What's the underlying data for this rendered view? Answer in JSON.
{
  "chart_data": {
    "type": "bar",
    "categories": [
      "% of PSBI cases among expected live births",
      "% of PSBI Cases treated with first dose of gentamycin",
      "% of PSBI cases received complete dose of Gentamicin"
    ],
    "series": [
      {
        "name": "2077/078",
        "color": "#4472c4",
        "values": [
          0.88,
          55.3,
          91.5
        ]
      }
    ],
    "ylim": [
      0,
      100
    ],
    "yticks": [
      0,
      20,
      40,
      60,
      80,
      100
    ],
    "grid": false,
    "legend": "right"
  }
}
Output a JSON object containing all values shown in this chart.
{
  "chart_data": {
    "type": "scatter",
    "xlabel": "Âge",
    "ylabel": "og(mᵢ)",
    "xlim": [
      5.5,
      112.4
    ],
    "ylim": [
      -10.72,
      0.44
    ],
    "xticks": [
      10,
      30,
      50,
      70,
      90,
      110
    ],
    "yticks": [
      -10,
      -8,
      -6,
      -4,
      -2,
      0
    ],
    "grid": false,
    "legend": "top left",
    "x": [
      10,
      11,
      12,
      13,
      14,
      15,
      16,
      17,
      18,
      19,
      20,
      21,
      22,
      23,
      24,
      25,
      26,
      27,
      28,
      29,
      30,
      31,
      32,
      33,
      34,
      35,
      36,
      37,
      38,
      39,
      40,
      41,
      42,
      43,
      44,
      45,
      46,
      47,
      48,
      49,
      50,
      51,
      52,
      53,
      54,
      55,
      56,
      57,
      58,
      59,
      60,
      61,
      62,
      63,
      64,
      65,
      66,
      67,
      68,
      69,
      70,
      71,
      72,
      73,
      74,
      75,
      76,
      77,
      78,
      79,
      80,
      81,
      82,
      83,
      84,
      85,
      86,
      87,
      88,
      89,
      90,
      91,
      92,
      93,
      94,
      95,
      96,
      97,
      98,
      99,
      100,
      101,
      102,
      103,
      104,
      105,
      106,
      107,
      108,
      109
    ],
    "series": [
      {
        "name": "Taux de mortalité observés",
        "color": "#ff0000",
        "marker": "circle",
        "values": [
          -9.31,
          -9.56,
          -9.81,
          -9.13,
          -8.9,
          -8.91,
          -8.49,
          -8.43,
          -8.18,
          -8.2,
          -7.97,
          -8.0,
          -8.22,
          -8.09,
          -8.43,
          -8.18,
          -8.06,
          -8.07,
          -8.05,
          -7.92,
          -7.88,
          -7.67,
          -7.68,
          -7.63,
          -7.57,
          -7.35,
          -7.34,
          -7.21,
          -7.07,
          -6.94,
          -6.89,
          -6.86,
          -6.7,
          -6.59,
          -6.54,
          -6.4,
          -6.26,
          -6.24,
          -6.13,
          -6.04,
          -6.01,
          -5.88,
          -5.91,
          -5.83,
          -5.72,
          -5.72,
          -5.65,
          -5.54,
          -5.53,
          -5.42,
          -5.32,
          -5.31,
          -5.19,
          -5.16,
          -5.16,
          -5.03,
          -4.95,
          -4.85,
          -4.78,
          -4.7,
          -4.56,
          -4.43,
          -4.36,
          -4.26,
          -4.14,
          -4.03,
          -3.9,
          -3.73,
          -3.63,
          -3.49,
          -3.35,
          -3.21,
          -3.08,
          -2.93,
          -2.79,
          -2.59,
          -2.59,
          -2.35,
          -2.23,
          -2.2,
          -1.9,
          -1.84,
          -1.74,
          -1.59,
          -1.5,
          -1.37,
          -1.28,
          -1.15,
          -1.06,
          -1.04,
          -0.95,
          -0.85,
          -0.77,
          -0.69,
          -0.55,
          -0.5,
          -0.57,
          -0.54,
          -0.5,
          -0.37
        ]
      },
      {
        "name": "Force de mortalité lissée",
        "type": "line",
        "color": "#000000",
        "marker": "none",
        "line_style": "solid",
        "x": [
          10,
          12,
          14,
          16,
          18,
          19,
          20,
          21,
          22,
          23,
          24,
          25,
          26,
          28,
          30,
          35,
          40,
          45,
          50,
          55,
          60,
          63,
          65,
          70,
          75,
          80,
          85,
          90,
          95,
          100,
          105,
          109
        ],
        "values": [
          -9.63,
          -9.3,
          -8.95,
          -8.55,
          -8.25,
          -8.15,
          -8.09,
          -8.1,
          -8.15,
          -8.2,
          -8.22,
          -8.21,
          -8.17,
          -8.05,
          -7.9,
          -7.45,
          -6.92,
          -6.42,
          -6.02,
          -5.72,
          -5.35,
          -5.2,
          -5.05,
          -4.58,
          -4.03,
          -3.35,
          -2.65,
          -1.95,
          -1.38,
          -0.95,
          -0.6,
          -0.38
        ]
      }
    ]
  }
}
*-*-*
■ **TASK DIRECTIONS**
Only lines with the word "name" are wanted, so copy each one from the records.

■ **FULL RESPONSE**
        "name": "2077/078",
        "name": "Taux de mortalité observés",
        "name": "Force de mortalité lissée",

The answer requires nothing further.